Task requirements:
In the records that follow, locate every line with "促使国际格局向多极化纵深发展" and extract it.

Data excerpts
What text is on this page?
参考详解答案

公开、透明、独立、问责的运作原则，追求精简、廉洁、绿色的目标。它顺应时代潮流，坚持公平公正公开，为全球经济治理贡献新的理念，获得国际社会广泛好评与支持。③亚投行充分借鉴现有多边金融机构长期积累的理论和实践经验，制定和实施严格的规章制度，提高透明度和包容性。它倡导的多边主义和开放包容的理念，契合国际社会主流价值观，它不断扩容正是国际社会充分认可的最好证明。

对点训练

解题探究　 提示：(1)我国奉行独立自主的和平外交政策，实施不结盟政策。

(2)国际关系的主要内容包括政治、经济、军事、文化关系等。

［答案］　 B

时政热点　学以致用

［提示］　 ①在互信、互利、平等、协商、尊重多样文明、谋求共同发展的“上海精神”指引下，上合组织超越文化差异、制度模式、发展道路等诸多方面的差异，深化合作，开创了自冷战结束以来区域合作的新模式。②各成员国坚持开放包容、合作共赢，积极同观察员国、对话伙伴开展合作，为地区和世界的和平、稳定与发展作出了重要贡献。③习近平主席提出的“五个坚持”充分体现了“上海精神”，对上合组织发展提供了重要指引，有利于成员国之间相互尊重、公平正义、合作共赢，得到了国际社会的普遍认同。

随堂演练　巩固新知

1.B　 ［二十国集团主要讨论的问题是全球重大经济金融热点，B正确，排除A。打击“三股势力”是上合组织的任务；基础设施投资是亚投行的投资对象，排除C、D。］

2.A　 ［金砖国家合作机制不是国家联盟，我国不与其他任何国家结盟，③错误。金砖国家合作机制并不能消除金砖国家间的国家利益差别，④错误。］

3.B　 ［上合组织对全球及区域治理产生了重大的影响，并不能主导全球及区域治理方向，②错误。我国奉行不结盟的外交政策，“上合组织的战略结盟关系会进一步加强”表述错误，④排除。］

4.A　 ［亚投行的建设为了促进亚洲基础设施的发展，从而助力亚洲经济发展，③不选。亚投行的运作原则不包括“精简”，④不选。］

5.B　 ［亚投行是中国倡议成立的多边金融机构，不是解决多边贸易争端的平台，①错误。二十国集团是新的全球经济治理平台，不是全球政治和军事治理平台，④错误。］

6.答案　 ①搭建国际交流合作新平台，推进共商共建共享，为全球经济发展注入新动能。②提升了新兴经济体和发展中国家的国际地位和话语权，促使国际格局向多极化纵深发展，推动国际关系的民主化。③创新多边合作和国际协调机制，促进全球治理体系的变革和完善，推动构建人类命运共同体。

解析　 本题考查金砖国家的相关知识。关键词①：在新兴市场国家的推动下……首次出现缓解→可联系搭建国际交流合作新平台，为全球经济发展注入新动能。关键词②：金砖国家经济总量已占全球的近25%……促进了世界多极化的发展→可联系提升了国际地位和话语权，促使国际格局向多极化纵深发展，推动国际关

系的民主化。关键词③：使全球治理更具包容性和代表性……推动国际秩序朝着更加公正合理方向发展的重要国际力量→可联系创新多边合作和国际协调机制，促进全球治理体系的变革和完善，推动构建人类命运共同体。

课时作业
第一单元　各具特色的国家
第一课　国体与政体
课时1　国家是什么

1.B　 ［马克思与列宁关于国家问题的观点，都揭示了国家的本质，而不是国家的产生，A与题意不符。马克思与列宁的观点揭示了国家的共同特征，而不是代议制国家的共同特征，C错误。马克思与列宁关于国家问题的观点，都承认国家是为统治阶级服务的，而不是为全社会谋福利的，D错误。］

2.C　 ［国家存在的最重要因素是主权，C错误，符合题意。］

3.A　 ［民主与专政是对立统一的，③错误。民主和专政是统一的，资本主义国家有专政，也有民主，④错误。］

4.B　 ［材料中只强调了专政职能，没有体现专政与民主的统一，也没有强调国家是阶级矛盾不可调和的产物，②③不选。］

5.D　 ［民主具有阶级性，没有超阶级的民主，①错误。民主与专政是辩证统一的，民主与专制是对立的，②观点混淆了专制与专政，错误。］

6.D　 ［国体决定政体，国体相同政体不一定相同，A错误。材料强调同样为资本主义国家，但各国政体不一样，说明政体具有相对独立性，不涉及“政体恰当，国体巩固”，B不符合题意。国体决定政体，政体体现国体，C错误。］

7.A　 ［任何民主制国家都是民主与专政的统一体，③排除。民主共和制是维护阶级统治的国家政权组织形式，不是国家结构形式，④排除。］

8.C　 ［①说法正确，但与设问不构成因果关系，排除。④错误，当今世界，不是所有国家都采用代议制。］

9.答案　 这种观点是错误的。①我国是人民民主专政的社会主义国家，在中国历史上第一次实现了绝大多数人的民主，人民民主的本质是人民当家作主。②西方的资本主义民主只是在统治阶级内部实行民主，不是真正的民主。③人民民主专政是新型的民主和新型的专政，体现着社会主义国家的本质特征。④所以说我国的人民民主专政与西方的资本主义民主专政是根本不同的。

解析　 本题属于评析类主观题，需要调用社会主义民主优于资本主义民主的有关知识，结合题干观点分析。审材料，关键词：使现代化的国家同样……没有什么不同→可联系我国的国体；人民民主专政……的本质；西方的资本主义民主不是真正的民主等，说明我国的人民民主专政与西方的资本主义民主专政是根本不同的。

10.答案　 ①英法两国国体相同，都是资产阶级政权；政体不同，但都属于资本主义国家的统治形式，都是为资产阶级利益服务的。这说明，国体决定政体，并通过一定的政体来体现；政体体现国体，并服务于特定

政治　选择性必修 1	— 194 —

Complete output:
6.答案　 ①搭建国际交流合作新平台，推进共商共建共享，为全球经济发展注入新动能。②提升了新兴经济体和发展中国家的国际地位和话语权，促使国际格局向多极化纵深发展，推动国际关系的民主化。③创新多边合作和国际协调机制，促进全球治理体系的变革和完善，推动构建人类命运共同体。
解析　 本题考查金砖国家的相关知识。关键词①：在新兴市场国家的推动下……首次出现缓解→可联系搭建国际交流合作新平台，为全球经济发展注入新动能。关键词②：金砖国家经济总量已占全球的近25%……促进了世界多极化的发展→可联系提升了国际地位和话语权，促使国际格局向多极化纵深发展，推动国际关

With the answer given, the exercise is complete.